Em parte como resultado dessas forças globais, testemunhamos ascensão da universidade empreendedora. Esta universidade se entende como no controle de serviços e produtos - intimamente conectados com a formação e transmissão do conhecimento - que trocaram valor no mercado. Antes uma pequena instituição no limiar da sociedade, a universidade se tornou uma instituição de grande importância centralmente envolvida na formação de um mundo com base na cognição.
 
Respostas
Foram muitas as reações a estes fenômenos. Primeiro, respondem aqueles que enunciam a própria ideia da universidade empreendedora. Trata-se de um misto daqueles que estão na esfera política; os níveis superiores da administração e liderança das universidades; agências do Estado; consultores independentes; e centros de estudos estratégicos. Em segundo lugar, os críticos acadêmicos desposam uma linguagem, numa veia critica, cuja origem está no neoliberalismo, no foco no desempenho, no capitalismo acadêmico e no processo de conversão em commodity. Em terceiro, um grupo de críticos ataca a universidade por ser lenta ao enfrentar os desafios da era. Tais críticos apontam para oportunidades de emergência da universidade sem limites, a universidade sem fronteiras e a universidade colaborativa. De acordo com tal concepção, a universidade está sempre atrasada no jogo, e demora em abraçar as oportunidades que se apresentam.

## REQUISITOS:
Prossiga o trecho sobre a universidade empreendedora a partir da última frase, no mesmo tom e registro.

## DADOS LISTADOS:
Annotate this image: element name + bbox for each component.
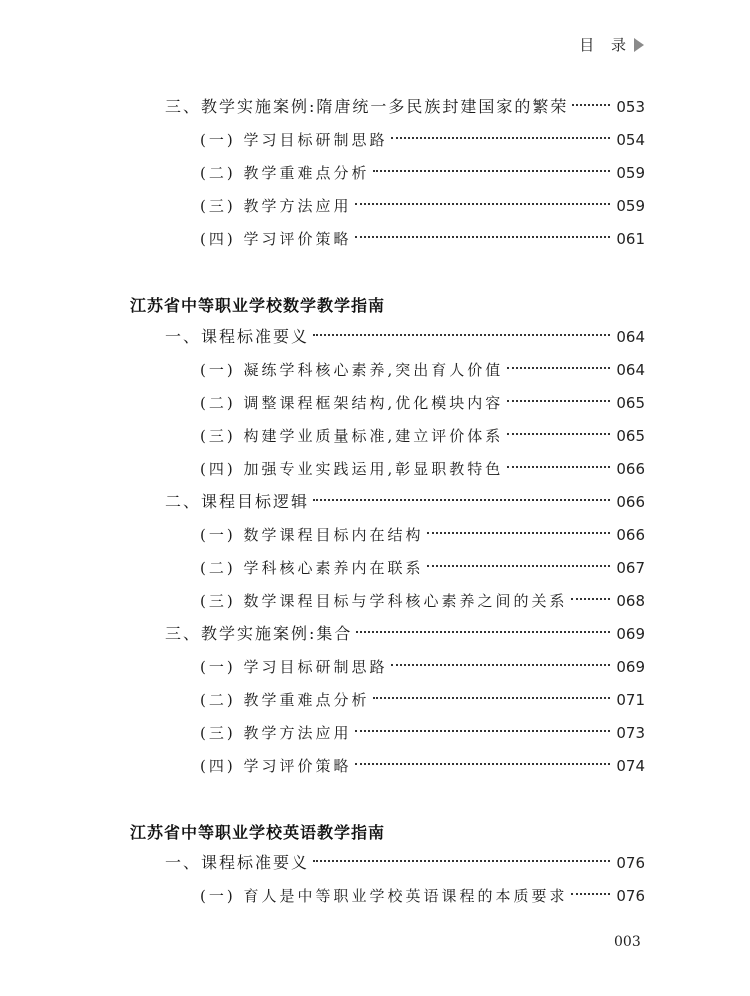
toc-entry-label: (三) 构建学业质量标准,建立评价体系 xyxy=(200,427,504,445)
toc-entry-label: 三、教学实施案例:集合 xyxy=(165,624,353,643)
toc-entry[interactable] xyxy=(200,586,645,616)
toc-entry[interactable] xyxy=(200,191,645,221)
toc-entry-label: (二) 调整课程框架结构,优化模块内容 xyxy=(200,394,504,412)
header-title: 目 录 xyxy=(579,36,632,54)
toc-entry-page: 065 xyxy=(616,394,645,412)
toc-entry-page: 061 xyxy=(616,230,645,248)
toc-entry-label: (四) 加强专业实践运用,彰显职教特色 xyxy=(200,460,504,478)
section-title: 江苏省中等职业学校英语教学指南 xyxy=(130,823,386,842)
leader-dots xyxy=(355,730,610,732)
toc-entry-page: 076 xyxy=(616,854,645,872)
leader-dots xyxy=(507,367,610,369)
toc-entry-label: (四) 学习评价策略 xyxy=(200,230,352,248)
leader-dots xyxy=(313,860,610,862)
leader-dots xyxy=(355,203,610,205)
toc-entry[interactable] xyxy=(165,322,645,352)
toc-entry-page: 053 xyxy=(616,98,645,116)
leader-dots xyxy=(355,236,610,238)
toc-entry-label: (一) 数学课程目标内在结构 xyxy=(200,526,424,544)
toc-entry[interactable] xyxy=(200,652,645,682)
leader-dots xyxy=(373,170,610,172)
toc-entry-label: (一) 凝练学科核心素养,突出育人价值 xyxy=(200,361,504,379)
toc-entry-page: 066 xyxy=(616,460,645,478)
toc-entry[interactable] xyxy=(200,881,645,911)
toc-entry-label: (四) 学习评价策略 xyxy=(200,757,352,775)
page-number: 003 xyxy=(614,934,641,950)
toc-entry-page: 076 xyxy=(616,887,645,905)
toc-entry-label: 一、课程标准要义 xyxy=(165,327,310,346)
toc-entry-label: (二) 学科核心素养内在联系 xyxy=(200,559,424,577)
toc-entry[interactable] xyxy=(200,224,645,254)
toc-entry[interactable] xyxy=(165,848,645,878)
leader-dots xyxy=(355,763,610,765)
leader-dots xyxy=(427,565,610,567)
toc-entry-label: (二) 教学重难点分析 xyxy=(200,691,370,709)
toc-entry-label: (一) 学习目标研制思路 xyxy=(200,658,388,676)
toc-entry[interactable] xyxy=(165,619,645,649)
toc-entry-label: (三) 教学方法应用 xyxy=(200,724,352,742)
toc-entry-page: 059 xyxy=(616,164,645,182)
toc-entry[interactable] xyxy=(200,553,645,583)
toc-entry[interactable] xyxy=(200,718,645,748)
leader-dots xyxy=(356,631,610,633)
toc-entry[interactable] xyxy=(200,685,645,715)
toc-entry[interactable] xyxy=(200,125,645,155)
toc-entry-label: 一、课程标准要义 xyxy=(165,853,310,872)
leader-dots xyxy=(507,433,610,435)
toc-entry[interactable] xyxy=(200,355,645,385)
toc-entry-page: 064 xyxy=(616,328,645,346)
toc-entry-page: 066 xyxy=(616,526,645,544)
leader-dots xyxy=(507,400,610,402)
leader-dots xyxy=(373,697,610,699)
toc-entry-page: 074 xyxy=(616,757,645,775)
toc-entry-page: 068 xyxy=(616,592,645,610)
toc-entry[interactable] xyxy=(165,487,645,517)
leader-dots xyxy=(571,893,610,895)
toc-entry[interactable] xyxy=(165,92,645,122)
toc-entry-page: 064 xyxy=(616,361,645,379)
leader-dots xyxy=(313,499,610,501)
toc-entry-label: 三、教学实施案例:隋唐统一多民族封建国家的繁荣 xyxy=(165,97,569,116)
leader-dots xyxy=(571,598,610,600)
toc-entry-page: 067 xyxy=(616,559,645,577)
leader-dots xyxy=(391,664,610,666)
toc-entry[interactable] xyxy=(200,421,645,451)
toc-entry-label: (三) 教学方法应用 xyxy=(200,197,352,215)
toc-entry-page: 054 xyxy=(616,131,645,149)
toc-entry-label: (一) 育人是中等职业学校英语课程的本质要求 xyxy=(200,887,568,905)
toc-entry[interactable] xyxy=(200,454,645,484)
leader-dots xyxy=(391,137,610,139)
toc-entry[interactable] xyxy=(200,751,645,781)
toc-entry-page: 071 xyxy=(616,691,645,709)
toc-entry-label: 二、课程目标逻辑 xyxy=(165,492,310,511)
section-title: 江苏省中等职业学校数学教学指南 xyxy=(130,296,386,315)
toc-entry-label: (二) 教学重难点分析 xyxy=(200,164,370,182)
toc-entry-page: 069 xyxy=(616,658,645,676)
toc-entry-page: 069 xyxy=(616,625,645,643)
toc-entry-label: (一) 学习目标研制思路 xyxy=(200,131,388,149)
toc-entry[interactable] xyxy=(200,158,645,188)
toc-entry-page: 065 xyxy=(616,427,645,445)
toc-entry-page: 066 xyxy=(616,493,645,511)
toc-entry-page: 059 xyxy=(616,197,645,215)
leader-dots xyxy=(507,466,610,468)
toc-entry[interactable] xyxy=(200,388,645,418)
toc-entry-page: 073 xyxy=(616,724,645,742)
leader-dots xyxy=(427,532,610,534)
leader-dots xyxy=(313,334,610,336)
toc-entry-label: (三) 数学课程目标与学科核心素养之间的关系 xyxy=(200,592,568,610)
toc-entry[interactable] xyxy=(200,520,645,550)
leader-dots xyxy=(572,104,610,106)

## RESULTADO DO EXERCÍCIO:
Por fim, há os filósofos e teóricos sociais: ao expor suas opiniões respeito da universidade, eles tendem a operar num nível algo abstrato. Ao criticar a universidade, desistem de oferecer propostas especificas, concentrando-se em vez disso nas condições comunicativas que precisam ser satisfeitas por uma universidade digna desse nome. Uma instituição desse tipo pode ser descrita como uma universidade da dissensão, uma situação do discurso ideal ou (em termos ainda mais vagos) uma universidade sem condição.
 
Formas de imaginação
Seria tentador caracterizar todo esse debate como fruto da falta de imaginação, mas isso seria injusto. Ao contrário, como fica evidente em nossas observações, há várias formas de imaginar a universidade, e tais formas de imaginação são amplificadas na literatura acadêmica, às vezes obscura.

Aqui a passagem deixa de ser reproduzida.